━━━━━ THE INPUT

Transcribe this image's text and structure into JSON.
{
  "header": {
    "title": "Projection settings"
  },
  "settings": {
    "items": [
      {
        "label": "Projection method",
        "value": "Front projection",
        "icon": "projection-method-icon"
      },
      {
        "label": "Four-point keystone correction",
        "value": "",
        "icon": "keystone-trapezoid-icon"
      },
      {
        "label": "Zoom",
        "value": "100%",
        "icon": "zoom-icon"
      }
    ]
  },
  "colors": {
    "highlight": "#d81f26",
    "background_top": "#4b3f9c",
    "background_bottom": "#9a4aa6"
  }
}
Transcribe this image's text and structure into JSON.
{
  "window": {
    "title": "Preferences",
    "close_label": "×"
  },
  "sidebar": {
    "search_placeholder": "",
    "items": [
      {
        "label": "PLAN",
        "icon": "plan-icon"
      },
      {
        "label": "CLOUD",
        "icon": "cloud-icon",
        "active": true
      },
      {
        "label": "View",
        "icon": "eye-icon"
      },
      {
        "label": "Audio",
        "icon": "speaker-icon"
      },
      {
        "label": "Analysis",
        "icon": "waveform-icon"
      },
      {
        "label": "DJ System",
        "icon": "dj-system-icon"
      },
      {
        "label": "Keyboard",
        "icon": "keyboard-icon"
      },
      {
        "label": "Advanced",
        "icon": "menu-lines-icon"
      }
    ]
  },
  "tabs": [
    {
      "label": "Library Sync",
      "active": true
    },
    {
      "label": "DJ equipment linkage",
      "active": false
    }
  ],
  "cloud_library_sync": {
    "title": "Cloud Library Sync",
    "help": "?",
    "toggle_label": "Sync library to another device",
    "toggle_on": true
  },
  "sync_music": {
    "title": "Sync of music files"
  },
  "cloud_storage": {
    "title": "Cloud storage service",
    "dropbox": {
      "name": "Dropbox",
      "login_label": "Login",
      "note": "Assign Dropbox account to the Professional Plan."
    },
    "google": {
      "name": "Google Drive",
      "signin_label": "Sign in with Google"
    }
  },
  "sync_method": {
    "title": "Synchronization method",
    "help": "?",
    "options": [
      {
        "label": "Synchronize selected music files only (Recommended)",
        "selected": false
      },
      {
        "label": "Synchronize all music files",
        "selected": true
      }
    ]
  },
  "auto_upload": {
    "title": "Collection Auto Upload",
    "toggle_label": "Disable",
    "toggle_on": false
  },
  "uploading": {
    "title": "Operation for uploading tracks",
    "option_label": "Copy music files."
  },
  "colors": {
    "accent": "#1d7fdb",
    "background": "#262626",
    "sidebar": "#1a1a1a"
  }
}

━━━━━━━━━━

- _GIVEN EXERCISE_
Where a line contains the string "keystone", extract that line.

- _EXPECTED ANSWER_
        "label": "Four-point keystone correction",
        "icon": "keystone-trapezoid-icon"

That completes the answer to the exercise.